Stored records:
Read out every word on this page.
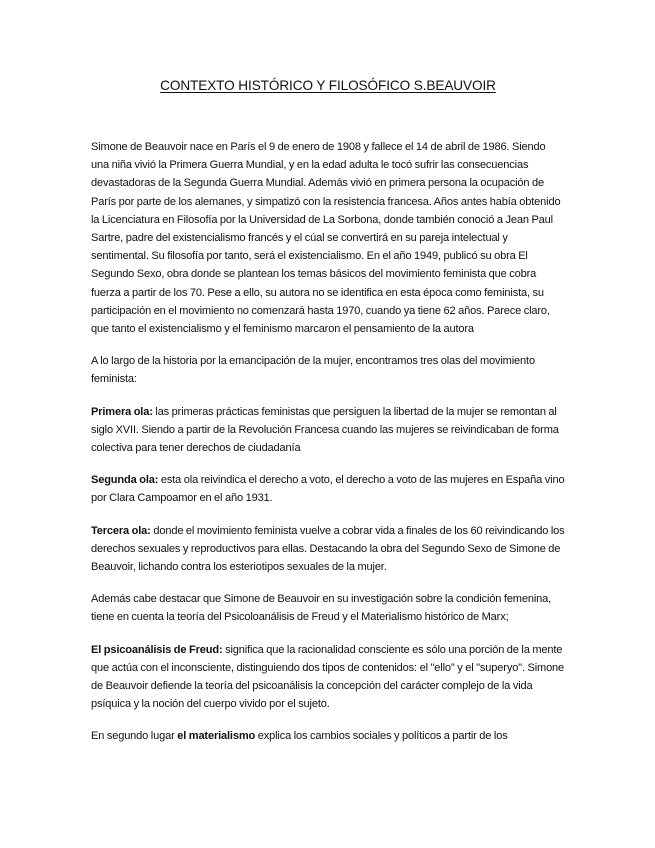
CONTEXTO HISTÓRICO Y FILOSÓFICO S.BEAUVOIR

Simone de Beauvoir nace en París el 9 de enero de 1908 y fallece el 14 de abril de 1986. Siendo una niña vivió la Primera Guerra Mundial, y en la edad adulta le tocó sufrir las consecuencias devastadoras de la Segunda Guerra Mundial. Además vivió en primera persona la ocupación de París por parte de los alemanes, y simpatizó con la resistencia francesa. Años antes había obtenido la Licenciatura en Filosofía por la Universidad de La Sorbona, donde también conoció a Jean Paul Sartre, padre del existencialismo francés y el cúal se convertirá en su pareja intelectual y sentimental. Su filosofía por tanto, será el existencialismo. En el año 1949, publicó su obra El Segundo Sexo, obra donde se plantean los temas básicos del movimiento feminista que cobra fuerza a partir de los 70. Pese a ello, su autora no se identifica en esta época como feminista, su participación en el movimiento no comenzará hasta 1970, cuando ya tiene 62 años. Parece claro, que tanto el existencialismo y el feminismo marcaron el pensamiento de la autora

A lo largo de la historia por la emancipación de la mujer, encontramos tres olas del movimiento feminista:

Primera ola: las primeras prácticas feministas que persiguen la libertad de la mujer se remontan al siglo XVII. Siendo a partir de la Revolución Francesa cuando las mujeres se reivindicaban de forma colectiva para tener derechos de ciudadanía

Segunda ola: esta ola reivindica el derecho a voto, el derecho a voto de las mujeres en España vino por Clara Campoamor en el año 1931.

Tercera ola: donde el movimiento feminista vuelve a cobrar vida a finales de los 60 reivindicando los derechos sexuales y reproductivos para ellas. Destacando la obra del Segundo Sexo de Simone de Beauvoir, lichando contra los esteriotipos sexuales de la mujer.

Además cabe destacar que Simone de Beauvoir en su investigación sobre la condición femenina, tiene en cuenta la teoría del Psicoloanálisis de Freud y el Materialismo histórico de Marx;

El psicoanálisis de Freud: significa que la racionalidad consciente es sólo una porción de la mente que actúa con el inconsciente, distinguiendo dos tipos de contenidos: el "ello" y el "superyo". Simone de Beauvoir defiende la teoría del psicoanálisis la concepción del carácter complejo de la vida psíquica y la noción del cuerpo vivido por el sujeto.

En segundo lugar el materialismo explica los cambios sociales y políticos a partir de los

→ EXERCISE TASK
Transcribe the whole listing exactly. Pictures stay out of your copy.

→ OUTPUT
Read out every word on this page.
CONTEXTO HISTÓRICO Y FILOSÓFICO S.BEAUVOIR

Simone de Beauvoir nace en París el 9 de enero de 1908 y fallece el 14 de abril de 1986. Siendo una niña vivió la Primera Guerra Mundial, y en la edad adulta le tocó sufrir las consecuencias devastadoras de la Segunda Guerra Mundial. Además vivió en primera persona la ocupación de París por parte de los alemanes, y simpatizó con la resistencia francesa. Años antes había obtenido la Licenciatura en Filosofía por la Universidad de La Sorbona, donde también conoció a Jean Paul Sartre, padre del existencialismo francés y el cúal se convertirá en su pareja intelectual y sentimental. Su filosofía por tanto, será el existencialismo. En el año 1949, publicó su obra El Segundo Sexo, obra donde se plantean los temas básicos del movimiento feminista que cobra fuerza a partir de los 70. Pese a ello, su autora no se identifica en esta época como feminista, su participación en el movimiento no comenzará hasta 1970, cuando ya tiene 62 años. Parece claro, que tanto el existencialismo y el feminismo marcaron el pensamiento de la autora

A lo largo de la historia por la emancipación de la mujer, encontramos tres olas del movimiento feminista:

Primera ola: las primeras prácticas feministas que persiguen la libertad de la mujer se remontan al siglo XVII. Siendo a partir de la Revolución Francesa cuando las mujeres se reivindicaban de forma colectiva para tener derechos de ciudadanía

Segunda ola: esta ola reivindica el derecho a voto, el derecho a voto de las mujeres en España vino por Clara Campoamor en el año 1931.

Tercera ola: donde el movimiento feminista vuelve a cobrar vida a finales de los 60 reivindicando los derechos sexuales y reproductivos para ellas. Destacando la obra del Segundo Sexo de Simone de Beauvoir, lichando contra los esteriotipos sexuales de la mujer.

Además cabe destacar que Simone de Beauvoir en su investigación sobre la condición femenina, tiene en cuenta la teoría del Psicoloanálisis de Freud y el Materialismo histórico de Marx;

El psicoanálisis de Freud: significa que la racionalidad consciente es sólo una porción de la mente que actúa con el inconsciente, distinguiendo dos tipos de contenidos: el "ello" y el "superyo". Simone de Beauvoir defiende la teoría del psicoanálisis la concepción del carácter complejo de la vida psíquica y la noción del cuerpo vivido por el sujeto.

En segundo lugar el materialismo explica los cambios sociales y políticos a partir de los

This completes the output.